(Saved entries)
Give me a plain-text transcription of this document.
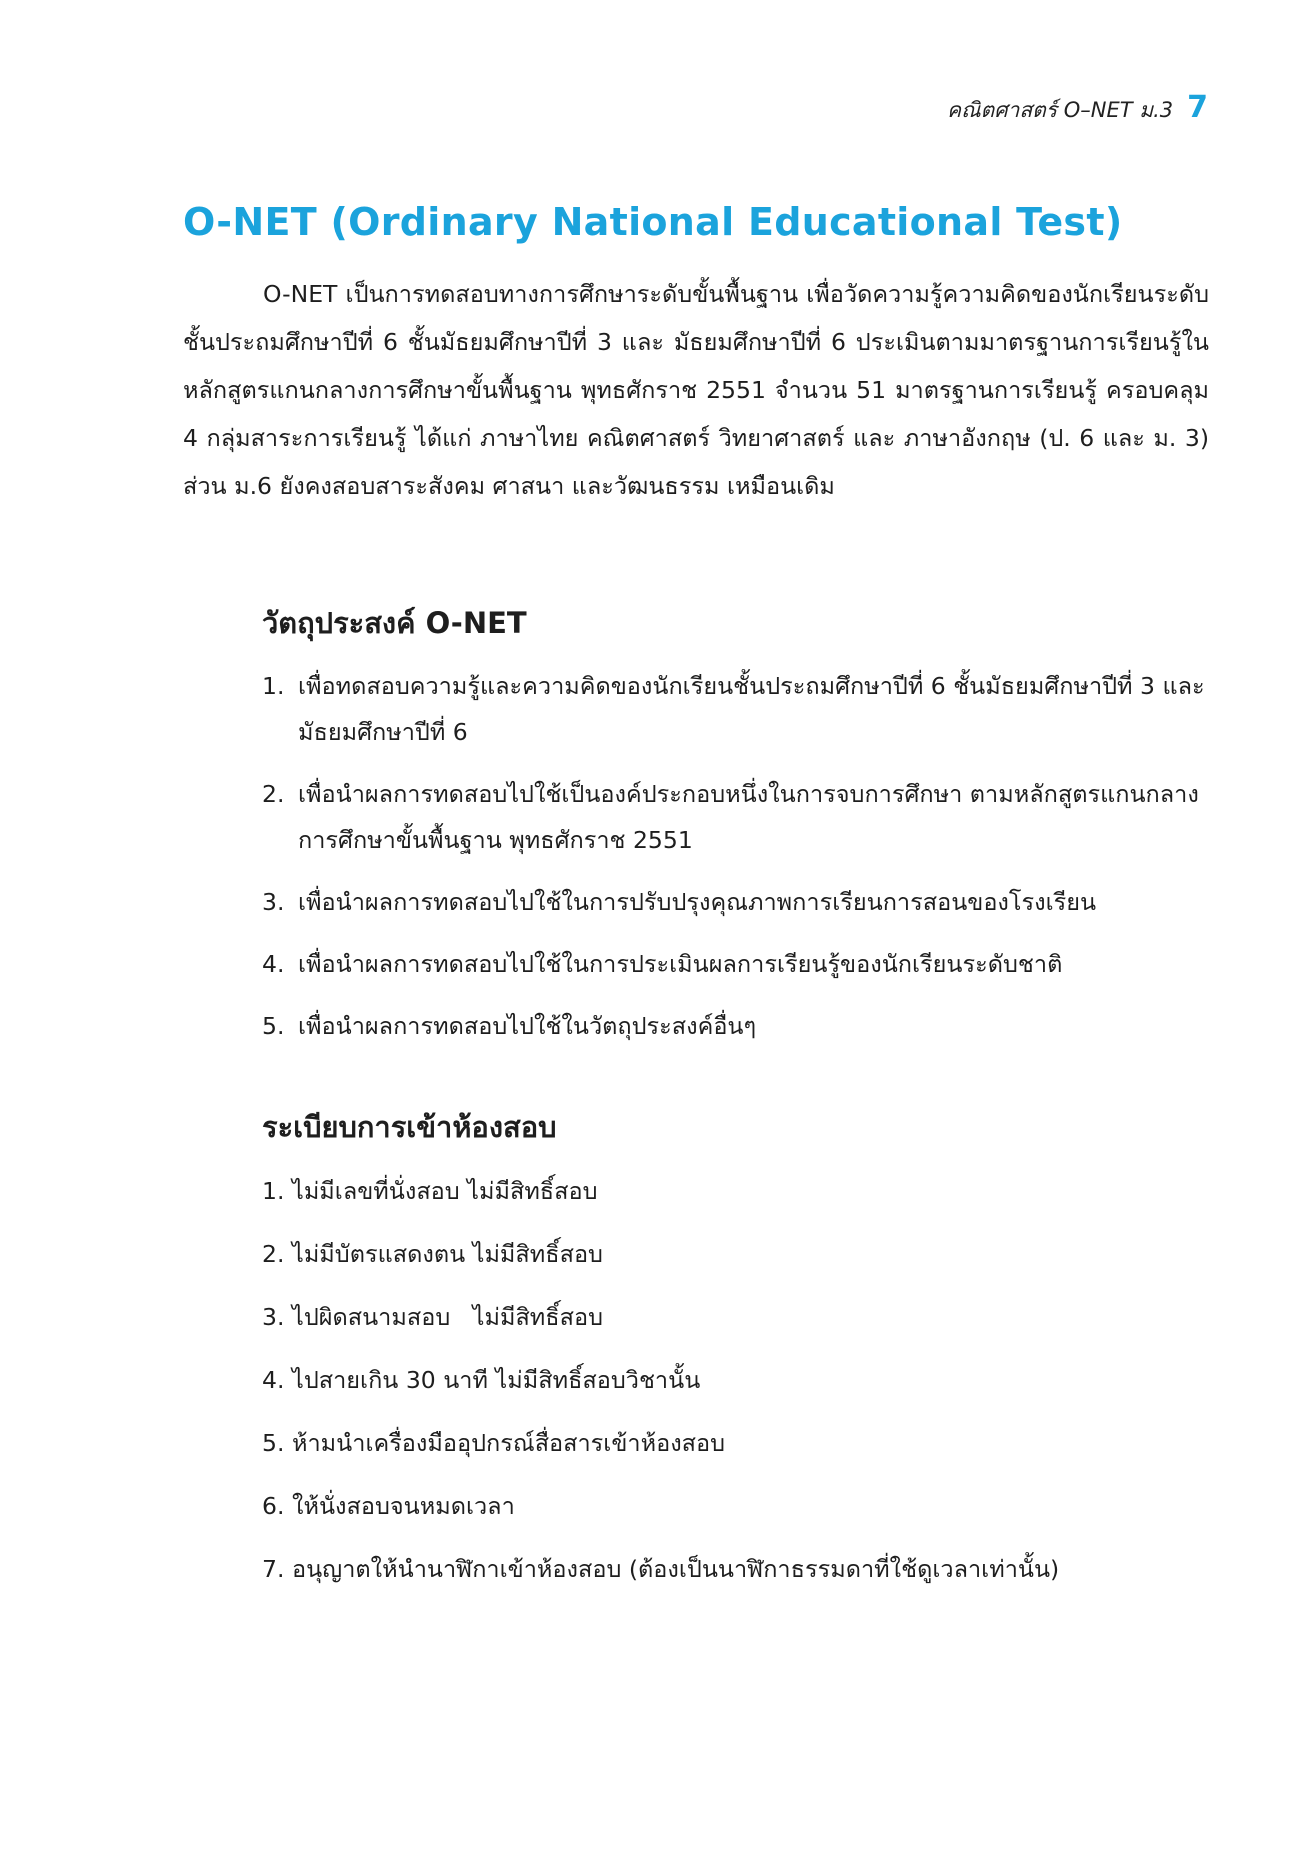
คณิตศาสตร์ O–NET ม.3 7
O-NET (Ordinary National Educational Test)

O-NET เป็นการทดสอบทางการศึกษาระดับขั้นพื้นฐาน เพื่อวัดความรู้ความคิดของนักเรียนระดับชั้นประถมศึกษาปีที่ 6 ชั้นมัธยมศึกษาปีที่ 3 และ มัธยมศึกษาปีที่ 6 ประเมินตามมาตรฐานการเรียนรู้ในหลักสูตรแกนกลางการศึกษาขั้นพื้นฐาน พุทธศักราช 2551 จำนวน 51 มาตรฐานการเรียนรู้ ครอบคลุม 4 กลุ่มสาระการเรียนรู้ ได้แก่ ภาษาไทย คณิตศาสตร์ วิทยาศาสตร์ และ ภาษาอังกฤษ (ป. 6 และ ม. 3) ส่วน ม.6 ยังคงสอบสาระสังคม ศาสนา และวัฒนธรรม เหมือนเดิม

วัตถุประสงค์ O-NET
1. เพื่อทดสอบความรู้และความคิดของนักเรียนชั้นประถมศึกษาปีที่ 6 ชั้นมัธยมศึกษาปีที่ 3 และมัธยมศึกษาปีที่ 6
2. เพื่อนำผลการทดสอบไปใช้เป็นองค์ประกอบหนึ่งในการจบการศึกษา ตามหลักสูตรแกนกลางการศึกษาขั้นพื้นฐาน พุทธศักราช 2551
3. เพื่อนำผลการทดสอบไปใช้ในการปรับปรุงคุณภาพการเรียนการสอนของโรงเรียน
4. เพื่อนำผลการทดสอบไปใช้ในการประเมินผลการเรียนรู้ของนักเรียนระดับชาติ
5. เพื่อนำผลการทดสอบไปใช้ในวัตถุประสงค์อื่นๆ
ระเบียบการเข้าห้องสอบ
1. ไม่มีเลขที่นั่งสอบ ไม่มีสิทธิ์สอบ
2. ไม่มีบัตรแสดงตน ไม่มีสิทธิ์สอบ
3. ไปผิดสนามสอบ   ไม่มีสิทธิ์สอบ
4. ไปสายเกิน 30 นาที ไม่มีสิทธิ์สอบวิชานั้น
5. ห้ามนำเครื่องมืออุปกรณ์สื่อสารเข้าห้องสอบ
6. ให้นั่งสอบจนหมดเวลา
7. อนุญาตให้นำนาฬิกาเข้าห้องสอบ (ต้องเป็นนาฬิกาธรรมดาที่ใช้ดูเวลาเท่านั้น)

---

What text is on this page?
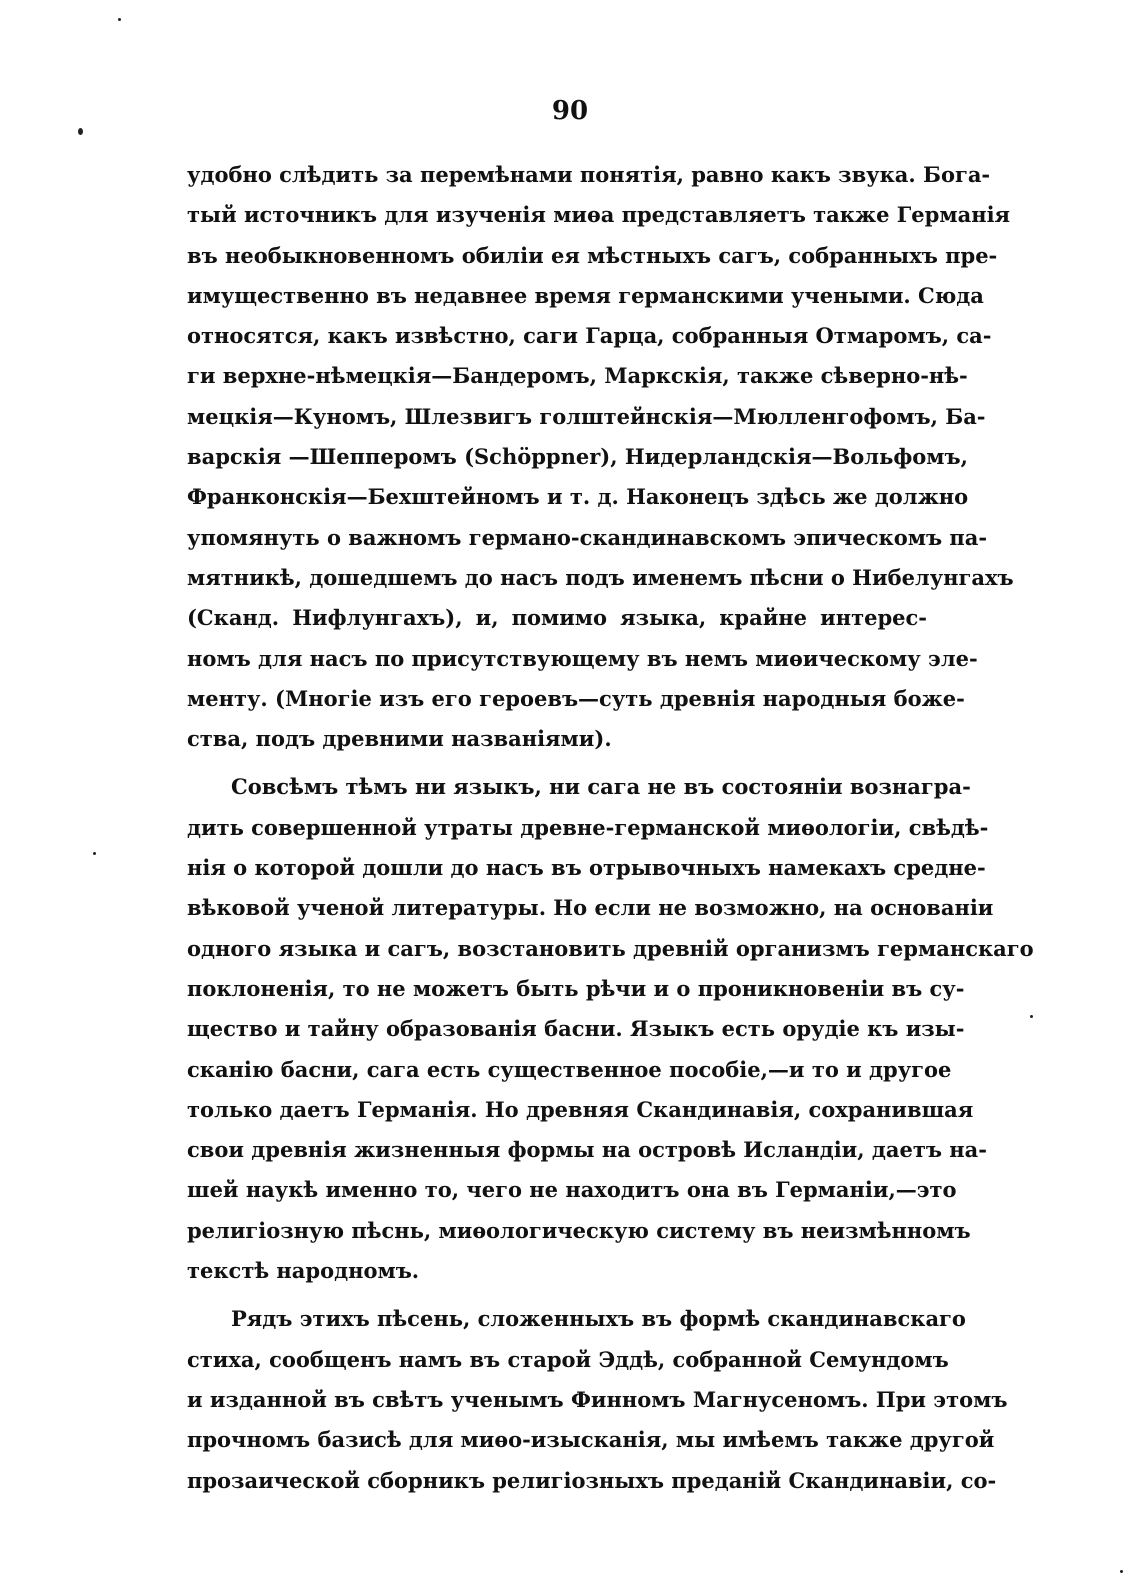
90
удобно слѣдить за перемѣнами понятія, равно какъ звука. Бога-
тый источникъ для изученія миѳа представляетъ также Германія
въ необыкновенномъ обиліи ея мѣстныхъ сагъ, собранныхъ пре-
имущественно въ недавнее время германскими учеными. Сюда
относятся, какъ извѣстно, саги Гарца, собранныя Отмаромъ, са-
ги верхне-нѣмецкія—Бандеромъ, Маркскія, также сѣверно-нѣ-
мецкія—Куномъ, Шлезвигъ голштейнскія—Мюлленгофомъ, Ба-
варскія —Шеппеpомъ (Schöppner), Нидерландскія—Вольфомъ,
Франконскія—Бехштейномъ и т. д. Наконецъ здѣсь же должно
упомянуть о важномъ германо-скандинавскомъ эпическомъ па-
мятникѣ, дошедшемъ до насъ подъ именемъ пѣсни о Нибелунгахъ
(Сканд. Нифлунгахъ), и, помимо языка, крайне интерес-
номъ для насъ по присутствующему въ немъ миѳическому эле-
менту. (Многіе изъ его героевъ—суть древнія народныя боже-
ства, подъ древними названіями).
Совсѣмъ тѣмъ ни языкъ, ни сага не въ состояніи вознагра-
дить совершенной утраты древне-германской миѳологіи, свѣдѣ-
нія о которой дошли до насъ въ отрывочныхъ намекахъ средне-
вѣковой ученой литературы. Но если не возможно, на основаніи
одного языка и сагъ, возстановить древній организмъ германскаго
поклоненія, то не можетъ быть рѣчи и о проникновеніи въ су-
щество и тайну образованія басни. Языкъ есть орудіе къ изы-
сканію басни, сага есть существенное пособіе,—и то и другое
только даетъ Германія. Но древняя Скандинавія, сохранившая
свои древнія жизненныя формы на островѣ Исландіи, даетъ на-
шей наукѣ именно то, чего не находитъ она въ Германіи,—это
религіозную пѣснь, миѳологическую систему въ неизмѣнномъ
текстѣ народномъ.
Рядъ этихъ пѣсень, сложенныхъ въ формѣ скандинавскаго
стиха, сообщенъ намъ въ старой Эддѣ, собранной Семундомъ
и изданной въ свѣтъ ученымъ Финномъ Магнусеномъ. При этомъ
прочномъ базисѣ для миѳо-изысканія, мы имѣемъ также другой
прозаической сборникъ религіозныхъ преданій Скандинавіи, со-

__TASK STATEMENT__:
Filter the records above and return every line that holds the word "какъ".

__EXPECTED OUTPUT__:
удобно слѣдить за перемѣнами понятія, равно какъ звука. Бога-
относятся, какъ извѣстно, саги Гарца, собранныя Отмаромъ, са-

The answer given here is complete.